**Exercise directions:** Identify and reproduce every line holding the string "JSON".

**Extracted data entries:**
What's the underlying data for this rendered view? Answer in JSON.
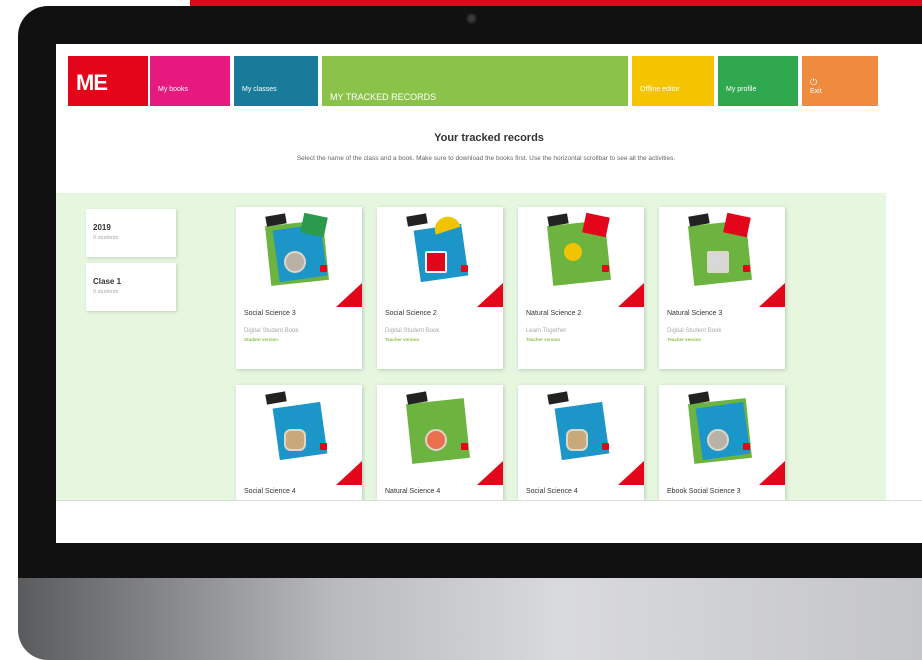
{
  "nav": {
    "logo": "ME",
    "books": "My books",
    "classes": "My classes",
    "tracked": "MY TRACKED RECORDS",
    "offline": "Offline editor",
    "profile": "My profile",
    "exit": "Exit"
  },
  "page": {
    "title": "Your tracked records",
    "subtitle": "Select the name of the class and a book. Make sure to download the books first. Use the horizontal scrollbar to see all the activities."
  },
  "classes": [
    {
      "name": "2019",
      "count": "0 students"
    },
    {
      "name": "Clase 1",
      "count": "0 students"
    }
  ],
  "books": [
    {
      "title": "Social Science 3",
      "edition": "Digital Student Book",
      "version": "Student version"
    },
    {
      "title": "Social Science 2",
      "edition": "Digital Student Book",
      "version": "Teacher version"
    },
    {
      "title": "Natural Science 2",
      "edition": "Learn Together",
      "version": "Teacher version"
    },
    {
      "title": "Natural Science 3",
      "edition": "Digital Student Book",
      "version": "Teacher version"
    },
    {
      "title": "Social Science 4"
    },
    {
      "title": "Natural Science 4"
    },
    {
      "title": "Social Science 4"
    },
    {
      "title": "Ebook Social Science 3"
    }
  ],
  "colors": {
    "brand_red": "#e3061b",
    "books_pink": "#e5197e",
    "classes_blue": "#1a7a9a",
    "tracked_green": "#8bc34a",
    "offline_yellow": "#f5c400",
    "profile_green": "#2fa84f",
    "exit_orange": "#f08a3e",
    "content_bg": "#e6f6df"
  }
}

--

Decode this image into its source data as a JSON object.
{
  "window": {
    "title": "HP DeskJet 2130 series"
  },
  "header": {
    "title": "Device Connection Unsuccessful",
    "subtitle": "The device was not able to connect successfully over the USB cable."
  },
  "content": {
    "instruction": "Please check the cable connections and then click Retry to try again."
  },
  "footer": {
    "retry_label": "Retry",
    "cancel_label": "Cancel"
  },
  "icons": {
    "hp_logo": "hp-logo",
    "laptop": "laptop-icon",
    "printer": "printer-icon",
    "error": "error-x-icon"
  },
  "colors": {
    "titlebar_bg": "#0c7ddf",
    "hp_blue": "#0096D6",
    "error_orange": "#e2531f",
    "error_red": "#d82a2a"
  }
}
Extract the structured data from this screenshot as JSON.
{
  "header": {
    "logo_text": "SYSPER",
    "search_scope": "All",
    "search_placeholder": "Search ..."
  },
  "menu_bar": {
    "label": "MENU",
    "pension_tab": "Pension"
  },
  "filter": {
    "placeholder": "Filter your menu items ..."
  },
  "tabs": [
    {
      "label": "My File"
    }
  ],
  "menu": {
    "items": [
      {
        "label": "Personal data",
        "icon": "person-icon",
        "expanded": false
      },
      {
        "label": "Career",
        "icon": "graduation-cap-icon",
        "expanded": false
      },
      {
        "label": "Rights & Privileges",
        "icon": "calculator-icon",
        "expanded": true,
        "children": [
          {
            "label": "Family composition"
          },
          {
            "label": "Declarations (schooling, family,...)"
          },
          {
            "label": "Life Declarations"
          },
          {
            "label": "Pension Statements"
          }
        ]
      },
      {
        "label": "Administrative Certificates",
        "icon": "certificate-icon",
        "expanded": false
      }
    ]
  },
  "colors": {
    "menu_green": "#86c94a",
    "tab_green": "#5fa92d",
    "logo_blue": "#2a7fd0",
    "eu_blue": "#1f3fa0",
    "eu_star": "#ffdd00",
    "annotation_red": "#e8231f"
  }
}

**Response to this task:**
What's the underlying data for this rendered view? Answer in JSON.
Decode this image into its source data as a JSON object.
Extract the structured data from this screenshot as JSON.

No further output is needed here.